Written problem => Search the material for the word "screenshot" and report each line where it turns up.

Given data =>
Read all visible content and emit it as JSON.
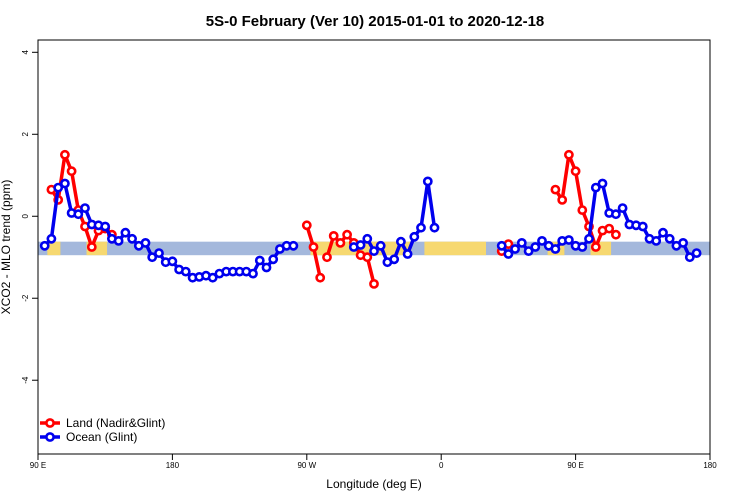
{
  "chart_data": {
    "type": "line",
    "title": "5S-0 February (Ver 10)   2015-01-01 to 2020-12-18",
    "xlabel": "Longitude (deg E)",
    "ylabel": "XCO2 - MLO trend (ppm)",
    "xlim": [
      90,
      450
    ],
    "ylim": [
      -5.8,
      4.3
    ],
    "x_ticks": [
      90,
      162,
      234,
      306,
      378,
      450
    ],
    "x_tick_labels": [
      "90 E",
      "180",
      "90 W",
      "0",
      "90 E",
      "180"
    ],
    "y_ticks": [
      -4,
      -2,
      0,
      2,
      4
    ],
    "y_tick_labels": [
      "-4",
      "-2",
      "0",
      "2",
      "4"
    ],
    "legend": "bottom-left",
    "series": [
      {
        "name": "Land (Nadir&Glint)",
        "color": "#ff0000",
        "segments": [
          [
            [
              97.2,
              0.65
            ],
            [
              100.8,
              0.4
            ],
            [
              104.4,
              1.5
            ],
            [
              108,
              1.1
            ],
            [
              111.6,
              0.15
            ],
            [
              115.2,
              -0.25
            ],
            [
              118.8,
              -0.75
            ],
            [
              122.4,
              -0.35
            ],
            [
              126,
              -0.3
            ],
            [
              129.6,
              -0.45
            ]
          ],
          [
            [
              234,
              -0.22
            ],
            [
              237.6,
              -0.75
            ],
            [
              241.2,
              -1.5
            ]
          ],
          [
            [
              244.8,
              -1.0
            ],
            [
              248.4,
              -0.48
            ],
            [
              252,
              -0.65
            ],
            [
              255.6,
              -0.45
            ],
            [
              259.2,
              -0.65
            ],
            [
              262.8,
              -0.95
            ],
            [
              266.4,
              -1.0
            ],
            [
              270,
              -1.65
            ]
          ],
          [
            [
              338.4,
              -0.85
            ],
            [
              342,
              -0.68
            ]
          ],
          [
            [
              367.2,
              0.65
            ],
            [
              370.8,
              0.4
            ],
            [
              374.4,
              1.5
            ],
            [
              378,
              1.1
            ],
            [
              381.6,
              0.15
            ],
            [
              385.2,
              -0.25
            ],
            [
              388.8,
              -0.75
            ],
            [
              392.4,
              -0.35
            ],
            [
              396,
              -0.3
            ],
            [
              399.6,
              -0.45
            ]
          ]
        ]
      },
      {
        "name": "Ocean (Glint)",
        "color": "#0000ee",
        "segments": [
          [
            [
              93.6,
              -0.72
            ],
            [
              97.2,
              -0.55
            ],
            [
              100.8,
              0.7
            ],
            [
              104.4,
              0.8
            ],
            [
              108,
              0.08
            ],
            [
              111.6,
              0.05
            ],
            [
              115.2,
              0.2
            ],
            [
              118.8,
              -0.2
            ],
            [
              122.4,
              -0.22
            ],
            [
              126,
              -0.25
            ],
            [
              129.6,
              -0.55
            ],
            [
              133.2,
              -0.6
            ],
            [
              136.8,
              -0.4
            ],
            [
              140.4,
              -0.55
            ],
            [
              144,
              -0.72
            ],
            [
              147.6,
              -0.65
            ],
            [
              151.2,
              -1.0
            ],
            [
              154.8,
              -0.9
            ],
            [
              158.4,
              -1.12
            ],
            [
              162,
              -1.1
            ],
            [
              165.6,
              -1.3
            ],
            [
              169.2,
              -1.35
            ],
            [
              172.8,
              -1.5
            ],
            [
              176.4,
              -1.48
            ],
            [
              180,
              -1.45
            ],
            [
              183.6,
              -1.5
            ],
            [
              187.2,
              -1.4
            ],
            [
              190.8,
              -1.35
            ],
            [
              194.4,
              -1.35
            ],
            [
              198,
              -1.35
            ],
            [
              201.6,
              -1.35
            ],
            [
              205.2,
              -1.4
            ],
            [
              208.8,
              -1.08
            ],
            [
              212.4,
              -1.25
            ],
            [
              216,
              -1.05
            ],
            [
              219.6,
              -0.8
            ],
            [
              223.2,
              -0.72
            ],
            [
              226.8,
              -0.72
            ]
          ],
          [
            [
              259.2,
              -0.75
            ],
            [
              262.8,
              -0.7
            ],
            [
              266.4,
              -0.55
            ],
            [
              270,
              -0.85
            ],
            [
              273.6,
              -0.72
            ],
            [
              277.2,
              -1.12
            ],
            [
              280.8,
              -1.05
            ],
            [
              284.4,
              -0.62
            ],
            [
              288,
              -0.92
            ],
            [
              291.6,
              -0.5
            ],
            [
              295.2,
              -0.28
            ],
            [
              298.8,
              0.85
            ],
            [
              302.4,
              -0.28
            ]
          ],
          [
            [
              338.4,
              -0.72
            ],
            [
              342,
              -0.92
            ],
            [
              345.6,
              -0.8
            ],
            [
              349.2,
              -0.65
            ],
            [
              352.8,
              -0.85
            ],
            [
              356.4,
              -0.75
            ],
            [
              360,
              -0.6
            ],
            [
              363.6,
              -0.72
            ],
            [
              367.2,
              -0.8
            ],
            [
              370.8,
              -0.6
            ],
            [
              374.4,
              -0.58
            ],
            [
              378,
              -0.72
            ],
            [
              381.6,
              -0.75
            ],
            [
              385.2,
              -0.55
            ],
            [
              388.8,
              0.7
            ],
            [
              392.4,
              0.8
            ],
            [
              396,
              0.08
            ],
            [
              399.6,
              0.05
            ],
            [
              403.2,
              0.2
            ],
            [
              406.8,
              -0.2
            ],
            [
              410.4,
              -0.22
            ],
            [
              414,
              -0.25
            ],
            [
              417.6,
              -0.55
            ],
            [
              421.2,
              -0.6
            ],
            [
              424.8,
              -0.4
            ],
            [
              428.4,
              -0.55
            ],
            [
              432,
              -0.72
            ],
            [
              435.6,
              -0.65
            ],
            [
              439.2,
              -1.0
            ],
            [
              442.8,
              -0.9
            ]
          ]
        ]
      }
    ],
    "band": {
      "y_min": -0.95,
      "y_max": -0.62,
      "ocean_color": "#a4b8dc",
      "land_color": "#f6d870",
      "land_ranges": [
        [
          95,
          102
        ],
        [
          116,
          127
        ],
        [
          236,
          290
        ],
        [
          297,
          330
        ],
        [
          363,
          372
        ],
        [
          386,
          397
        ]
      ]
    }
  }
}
...
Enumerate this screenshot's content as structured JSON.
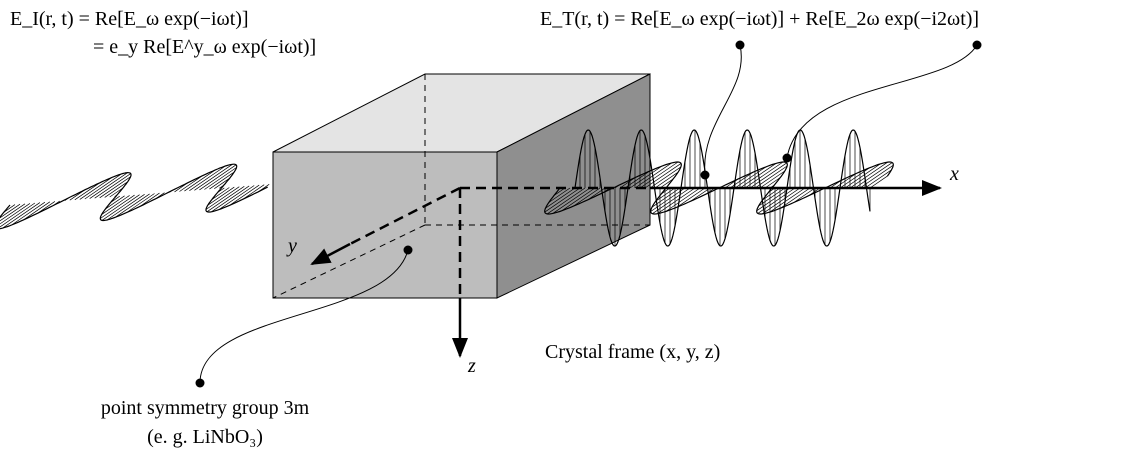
==
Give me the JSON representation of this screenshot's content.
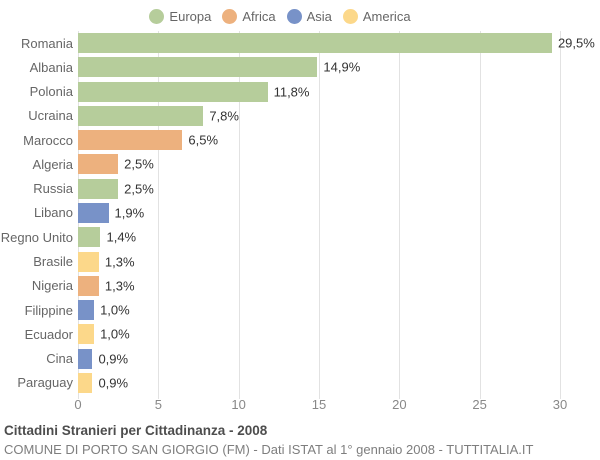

Exercise response =>
Enumerate this screenshot's content as structured JSON.
Give me the JSON representation of this screenshot's content.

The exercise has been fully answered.